* _To do_
Copy every line from the data below in which the string "JSON" can be found.

[Rows from a figure dataset]
------------
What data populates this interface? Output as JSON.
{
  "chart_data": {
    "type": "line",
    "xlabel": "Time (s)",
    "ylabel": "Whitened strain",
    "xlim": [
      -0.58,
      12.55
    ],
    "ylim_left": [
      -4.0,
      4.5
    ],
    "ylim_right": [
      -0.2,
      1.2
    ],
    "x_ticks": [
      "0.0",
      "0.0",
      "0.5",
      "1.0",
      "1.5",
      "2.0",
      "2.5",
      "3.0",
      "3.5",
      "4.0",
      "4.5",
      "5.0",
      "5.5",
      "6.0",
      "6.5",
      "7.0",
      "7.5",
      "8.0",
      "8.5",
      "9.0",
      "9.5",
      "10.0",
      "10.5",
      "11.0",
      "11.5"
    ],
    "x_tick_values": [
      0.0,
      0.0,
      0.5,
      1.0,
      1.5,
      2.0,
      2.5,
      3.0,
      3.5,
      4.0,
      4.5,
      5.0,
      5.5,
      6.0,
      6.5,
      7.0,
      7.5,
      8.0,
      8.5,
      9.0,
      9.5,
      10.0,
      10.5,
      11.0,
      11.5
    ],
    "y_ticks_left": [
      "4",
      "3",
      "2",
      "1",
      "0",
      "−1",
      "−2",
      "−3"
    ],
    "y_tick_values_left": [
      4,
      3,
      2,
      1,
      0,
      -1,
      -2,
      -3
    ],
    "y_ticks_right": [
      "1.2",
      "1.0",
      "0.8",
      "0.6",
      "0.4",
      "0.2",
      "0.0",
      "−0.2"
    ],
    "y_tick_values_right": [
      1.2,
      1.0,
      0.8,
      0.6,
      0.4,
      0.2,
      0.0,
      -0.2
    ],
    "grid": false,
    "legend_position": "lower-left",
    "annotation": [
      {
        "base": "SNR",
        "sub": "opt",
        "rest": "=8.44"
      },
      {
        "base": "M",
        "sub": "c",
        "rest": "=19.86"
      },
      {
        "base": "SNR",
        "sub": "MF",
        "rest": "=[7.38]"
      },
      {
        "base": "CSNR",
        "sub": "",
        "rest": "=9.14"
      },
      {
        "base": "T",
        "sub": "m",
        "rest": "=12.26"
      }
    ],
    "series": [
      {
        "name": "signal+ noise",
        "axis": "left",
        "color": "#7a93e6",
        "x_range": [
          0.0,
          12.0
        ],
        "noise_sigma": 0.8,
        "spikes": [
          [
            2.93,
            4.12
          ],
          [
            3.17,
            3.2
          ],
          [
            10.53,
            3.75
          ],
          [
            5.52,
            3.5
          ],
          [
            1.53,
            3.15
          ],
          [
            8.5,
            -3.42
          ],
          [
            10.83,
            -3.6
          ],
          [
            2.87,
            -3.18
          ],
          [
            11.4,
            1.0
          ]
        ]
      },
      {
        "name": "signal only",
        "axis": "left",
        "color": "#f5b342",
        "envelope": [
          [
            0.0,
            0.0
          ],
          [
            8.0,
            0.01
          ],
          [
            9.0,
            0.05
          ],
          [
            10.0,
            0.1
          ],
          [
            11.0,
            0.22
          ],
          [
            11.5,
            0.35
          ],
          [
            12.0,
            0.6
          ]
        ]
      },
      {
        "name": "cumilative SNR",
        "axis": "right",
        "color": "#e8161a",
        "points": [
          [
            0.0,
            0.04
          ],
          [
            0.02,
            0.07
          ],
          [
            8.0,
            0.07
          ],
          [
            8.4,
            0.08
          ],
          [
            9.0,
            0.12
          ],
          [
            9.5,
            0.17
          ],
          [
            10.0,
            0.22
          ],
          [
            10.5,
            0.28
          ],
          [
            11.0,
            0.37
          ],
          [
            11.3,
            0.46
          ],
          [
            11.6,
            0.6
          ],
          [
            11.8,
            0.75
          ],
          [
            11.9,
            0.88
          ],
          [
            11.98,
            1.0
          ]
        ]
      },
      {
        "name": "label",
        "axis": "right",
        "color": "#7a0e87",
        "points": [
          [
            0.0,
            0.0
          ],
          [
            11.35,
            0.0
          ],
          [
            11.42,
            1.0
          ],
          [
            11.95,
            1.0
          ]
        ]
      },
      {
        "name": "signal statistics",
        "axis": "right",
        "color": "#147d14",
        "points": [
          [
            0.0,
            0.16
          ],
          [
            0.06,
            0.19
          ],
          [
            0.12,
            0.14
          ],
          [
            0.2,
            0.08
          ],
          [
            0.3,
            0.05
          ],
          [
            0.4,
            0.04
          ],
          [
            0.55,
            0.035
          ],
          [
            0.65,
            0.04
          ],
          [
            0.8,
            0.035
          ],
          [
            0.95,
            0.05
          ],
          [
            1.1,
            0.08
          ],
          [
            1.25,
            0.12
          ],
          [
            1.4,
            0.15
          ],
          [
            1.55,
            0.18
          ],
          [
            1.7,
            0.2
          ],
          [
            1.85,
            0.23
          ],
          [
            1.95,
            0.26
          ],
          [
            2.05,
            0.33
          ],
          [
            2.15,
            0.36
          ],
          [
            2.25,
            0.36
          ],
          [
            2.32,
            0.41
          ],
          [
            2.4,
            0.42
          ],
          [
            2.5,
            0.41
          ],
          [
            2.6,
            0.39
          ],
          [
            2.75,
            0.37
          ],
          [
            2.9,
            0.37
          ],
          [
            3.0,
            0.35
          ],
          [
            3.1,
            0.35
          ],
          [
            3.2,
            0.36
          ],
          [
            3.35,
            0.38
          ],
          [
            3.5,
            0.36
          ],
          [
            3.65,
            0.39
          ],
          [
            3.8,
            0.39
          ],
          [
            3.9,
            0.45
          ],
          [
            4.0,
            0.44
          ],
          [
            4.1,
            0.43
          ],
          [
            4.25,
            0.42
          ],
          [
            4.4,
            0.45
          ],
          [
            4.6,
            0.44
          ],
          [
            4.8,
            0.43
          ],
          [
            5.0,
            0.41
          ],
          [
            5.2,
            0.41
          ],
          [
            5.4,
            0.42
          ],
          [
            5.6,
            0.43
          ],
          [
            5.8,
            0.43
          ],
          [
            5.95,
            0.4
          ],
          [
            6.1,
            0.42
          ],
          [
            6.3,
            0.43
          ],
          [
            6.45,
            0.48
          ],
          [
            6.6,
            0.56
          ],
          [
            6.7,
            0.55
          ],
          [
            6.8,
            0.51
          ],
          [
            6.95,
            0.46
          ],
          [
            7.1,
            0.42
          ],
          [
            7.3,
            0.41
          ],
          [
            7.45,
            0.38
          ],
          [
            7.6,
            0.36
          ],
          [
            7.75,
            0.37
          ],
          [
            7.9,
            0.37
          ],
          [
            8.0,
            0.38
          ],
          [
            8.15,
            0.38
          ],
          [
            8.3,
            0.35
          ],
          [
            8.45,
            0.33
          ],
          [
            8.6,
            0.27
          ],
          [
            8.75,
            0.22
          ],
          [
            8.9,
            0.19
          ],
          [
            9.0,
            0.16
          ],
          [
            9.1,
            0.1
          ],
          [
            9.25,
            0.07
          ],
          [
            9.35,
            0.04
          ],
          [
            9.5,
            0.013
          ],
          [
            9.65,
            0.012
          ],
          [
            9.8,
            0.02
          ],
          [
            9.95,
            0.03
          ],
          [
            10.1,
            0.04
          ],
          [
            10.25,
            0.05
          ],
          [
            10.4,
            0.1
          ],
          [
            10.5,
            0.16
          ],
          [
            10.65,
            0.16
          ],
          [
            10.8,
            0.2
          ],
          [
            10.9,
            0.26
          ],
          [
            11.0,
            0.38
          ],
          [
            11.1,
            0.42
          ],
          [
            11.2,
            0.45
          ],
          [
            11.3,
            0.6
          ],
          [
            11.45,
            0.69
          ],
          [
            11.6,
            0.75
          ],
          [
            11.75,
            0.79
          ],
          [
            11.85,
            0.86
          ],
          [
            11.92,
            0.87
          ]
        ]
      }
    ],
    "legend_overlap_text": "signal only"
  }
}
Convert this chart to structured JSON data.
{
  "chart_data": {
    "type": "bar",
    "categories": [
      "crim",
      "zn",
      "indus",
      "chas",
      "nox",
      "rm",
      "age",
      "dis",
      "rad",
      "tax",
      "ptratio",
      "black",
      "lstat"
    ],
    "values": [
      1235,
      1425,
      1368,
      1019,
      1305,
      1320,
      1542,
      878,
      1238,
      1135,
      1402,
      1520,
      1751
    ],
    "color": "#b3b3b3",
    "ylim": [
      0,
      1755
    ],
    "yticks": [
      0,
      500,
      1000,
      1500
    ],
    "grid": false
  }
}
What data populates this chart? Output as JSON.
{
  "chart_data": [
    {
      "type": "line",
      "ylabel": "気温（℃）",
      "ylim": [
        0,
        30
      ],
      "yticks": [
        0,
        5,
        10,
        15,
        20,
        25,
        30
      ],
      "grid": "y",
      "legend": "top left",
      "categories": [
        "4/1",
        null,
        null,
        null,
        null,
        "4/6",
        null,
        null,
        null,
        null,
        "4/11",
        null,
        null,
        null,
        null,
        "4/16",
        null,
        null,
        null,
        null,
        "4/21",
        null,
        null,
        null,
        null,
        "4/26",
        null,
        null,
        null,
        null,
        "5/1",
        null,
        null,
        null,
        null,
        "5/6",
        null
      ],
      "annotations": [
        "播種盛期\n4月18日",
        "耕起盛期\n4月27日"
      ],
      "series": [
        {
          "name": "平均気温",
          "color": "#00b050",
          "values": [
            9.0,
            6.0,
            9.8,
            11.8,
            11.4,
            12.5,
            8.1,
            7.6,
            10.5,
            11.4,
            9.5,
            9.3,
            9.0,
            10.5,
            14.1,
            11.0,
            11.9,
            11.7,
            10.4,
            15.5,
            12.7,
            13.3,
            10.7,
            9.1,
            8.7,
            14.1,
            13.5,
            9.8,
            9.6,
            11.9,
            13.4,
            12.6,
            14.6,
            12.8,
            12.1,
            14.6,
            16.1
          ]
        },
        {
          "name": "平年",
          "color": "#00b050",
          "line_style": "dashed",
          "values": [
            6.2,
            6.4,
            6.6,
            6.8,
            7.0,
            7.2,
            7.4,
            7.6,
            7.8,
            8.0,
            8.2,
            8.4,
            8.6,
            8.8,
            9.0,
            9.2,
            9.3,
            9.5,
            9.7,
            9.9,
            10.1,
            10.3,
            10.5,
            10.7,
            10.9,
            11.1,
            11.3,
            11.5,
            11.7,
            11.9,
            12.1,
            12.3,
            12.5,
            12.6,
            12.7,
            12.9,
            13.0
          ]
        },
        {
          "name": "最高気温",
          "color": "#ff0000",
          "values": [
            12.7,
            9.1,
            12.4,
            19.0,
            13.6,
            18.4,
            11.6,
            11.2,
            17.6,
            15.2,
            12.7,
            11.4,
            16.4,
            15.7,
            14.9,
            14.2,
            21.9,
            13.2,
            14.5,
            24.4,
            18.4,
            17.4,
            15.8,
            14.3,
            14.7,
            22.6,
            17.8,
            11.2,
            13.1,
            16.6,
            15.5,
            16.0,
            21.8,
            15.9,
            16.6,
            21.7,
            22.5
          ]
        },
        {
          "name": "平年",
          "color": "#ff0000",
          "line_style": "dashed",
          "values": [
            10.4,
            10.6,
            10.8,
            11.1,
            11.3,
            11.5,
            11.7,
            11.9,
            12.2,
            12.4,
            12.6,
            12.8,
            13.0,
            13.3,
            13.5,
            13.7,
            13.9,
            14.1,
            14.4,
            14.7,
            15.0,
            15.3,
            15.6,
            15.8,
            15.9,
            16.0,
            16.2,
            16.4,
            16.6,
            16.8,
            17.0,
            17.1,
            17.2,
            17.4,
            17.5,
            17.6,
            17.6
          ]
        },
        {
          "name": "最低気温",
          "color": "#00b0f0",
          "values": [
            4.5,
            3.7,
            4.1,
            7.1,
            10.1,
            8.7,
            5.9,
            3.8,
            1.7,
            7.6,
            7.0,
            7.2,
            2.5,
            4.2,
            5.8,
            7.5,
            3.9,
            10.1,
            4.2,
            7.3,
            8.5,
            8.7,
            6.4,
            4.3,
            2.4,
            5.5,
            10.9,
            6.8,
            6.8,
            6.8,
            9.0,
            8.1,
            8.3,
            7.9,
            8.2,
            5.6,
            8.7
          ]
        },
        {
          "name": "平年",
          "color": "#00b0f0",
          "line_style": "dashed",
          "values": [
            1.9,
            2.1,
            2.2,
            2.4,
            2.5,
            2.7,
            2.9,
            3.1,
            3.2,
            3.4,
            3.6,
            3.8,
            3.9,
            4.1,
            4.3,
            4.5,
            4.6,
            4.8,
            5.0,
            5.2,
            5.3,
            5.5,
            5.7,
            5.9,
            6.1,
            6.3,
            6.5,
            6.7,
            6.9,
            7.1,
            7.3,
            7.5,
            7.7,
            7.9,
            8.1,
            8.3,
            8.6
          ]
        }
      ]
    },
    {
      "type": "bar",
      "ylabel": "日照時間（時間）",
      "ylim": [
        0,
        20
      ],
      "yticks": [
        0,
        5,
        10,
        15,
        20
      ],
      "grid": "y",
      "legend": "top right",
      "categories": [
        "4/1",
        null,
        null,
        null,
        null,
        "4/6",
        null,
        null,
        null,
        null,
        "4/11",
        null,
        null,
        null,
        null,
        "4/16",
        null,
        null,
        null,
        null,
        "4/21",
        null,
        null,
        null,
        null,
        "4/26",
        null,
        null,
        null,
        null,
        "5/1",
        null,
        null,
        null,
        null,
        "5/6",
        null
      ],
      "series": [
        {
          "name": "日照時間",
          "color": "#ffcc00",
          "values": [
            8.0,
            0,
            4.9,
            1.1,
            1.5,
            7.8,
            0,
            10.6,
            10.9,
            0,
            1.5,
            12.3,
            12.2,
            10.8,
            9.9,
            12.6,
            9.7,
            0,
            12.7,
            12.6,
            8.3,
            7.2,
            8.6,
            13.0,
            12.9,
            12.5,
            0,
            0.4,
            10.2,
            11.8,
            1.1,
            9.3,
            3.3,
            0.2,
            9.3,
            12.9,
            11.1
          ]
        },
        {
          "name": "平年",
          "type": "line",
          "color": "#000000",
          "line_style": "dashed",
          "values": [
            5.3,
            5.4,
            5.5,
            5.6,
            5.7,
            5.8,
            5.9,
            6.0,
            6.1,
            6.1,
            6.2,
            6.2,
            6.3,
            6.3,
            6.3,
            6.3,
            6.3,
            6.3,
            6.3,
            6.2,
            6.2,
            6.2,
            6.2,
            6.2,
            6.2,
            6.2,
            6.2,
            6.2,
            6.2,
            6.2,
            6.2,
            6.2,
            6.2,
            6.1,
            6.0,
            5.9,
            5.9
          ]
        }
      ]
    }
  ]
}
------------
* _Task answer_
What data populates this interface? Output as JSON.
Convert this chart to structured JSON data.
What data populates this chart? Output as JSON.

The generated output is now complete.